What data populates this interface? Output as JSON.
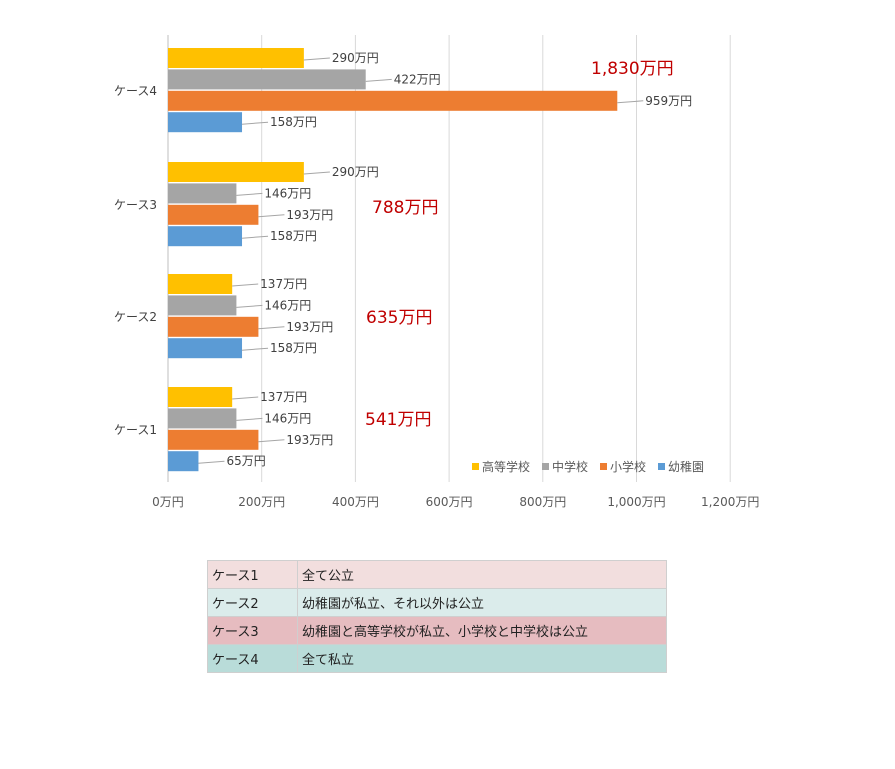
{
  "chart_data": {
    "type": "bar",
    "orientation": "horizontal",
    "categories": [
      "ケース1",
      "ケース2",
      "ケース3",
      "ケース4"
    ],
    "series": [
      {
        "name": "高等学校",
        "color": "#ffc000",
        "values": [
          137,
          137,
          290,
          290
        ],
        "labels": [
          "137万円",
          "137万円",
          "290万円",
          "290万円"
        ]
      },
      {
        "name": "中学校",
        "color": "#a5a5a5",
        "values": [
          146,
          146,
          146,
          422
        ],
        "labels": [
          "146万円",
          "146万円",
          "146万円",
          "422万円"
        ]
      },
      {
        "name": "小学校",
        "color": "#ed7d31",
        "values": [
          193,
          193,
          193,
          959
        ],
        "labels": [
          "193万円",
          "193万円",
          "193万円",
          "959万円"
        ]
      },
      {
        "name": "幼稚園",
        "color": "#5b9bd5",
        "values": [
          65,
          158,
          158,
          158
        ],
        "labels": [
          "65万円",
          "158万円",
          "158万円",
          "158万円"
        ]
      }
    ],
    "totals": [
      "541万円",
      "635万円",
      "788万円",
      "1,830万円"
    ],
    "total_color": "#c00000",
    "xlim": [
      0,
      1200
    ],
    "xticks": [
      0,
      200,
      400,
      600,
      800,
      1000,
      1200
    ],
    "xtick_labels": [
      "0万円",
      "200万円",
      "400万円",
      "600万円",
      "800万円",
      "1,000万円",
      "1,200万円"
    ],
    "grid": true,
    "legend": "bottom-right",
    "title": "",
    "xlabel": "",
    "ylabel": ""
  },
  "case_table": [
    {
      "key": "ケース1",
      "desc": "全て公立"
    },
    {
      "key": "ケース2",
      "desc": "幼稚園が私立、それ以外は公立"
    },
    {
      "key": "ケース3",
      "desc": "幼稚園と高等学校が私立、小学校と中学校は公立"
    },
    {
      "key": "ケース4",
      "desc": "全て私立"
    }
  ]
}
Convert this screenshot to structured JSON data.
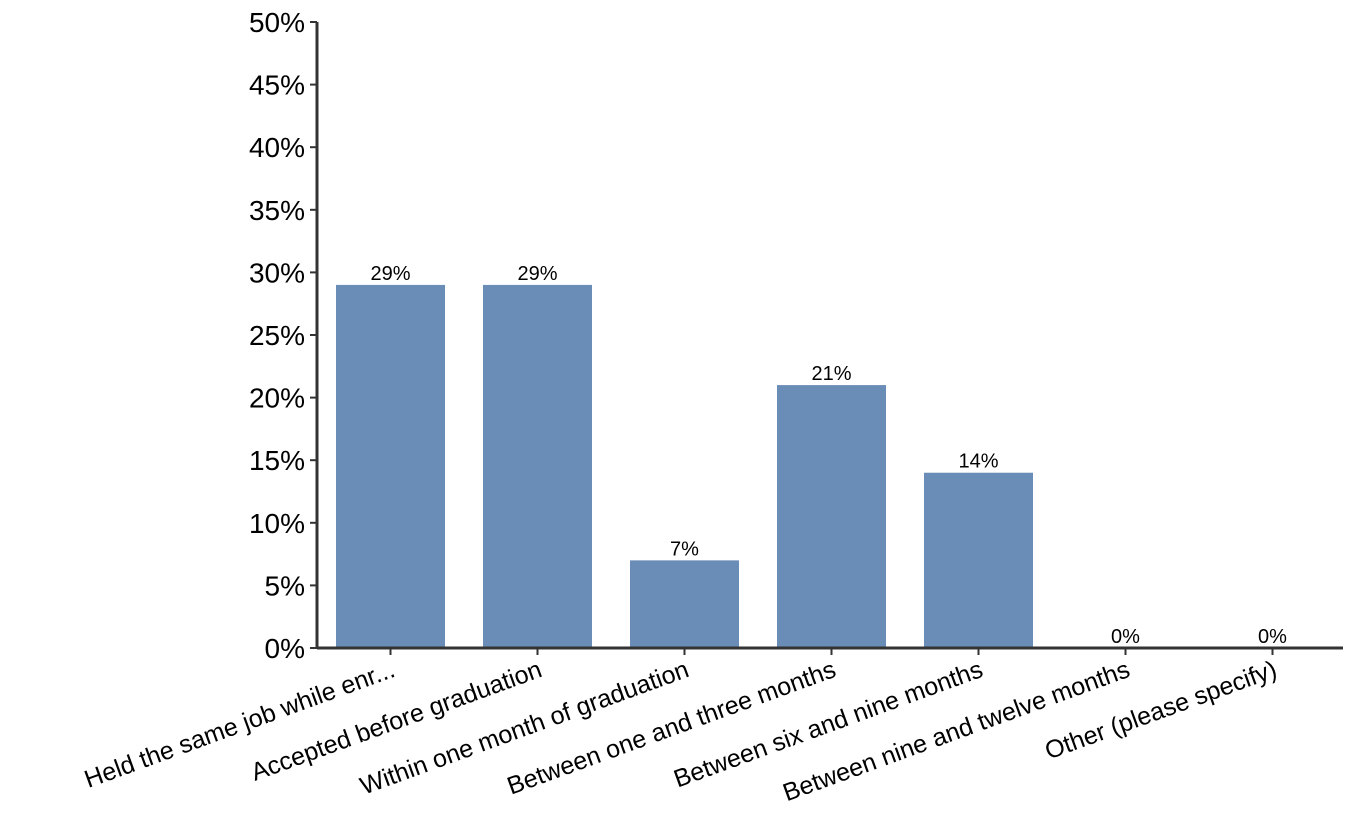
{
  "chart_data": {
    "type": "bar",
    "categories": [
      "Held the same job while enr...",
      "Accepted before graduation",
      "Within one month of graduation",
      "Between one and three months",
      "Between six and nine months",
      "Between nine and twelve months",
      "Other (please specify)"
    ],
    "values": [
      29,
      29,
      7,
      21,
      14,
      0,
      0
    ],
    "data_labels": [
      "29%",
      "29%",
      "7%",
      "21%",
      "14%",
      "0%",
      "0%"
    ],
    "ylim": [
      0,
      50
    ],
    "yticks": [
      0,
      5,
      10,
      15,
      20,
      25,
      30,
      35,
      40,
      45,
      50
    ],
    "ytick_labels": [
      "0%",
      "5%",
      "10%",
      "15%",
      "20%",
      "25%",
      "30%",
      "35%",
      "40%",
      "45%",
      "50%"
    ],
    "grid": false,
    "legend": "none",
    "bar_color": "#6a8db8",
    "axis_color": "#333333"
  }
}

What to work on: Look through the records and gather each line with the word "JSON".

Final result:
What data populates this interface? Output as JSON.
Convert this screenshot to structured JSON data.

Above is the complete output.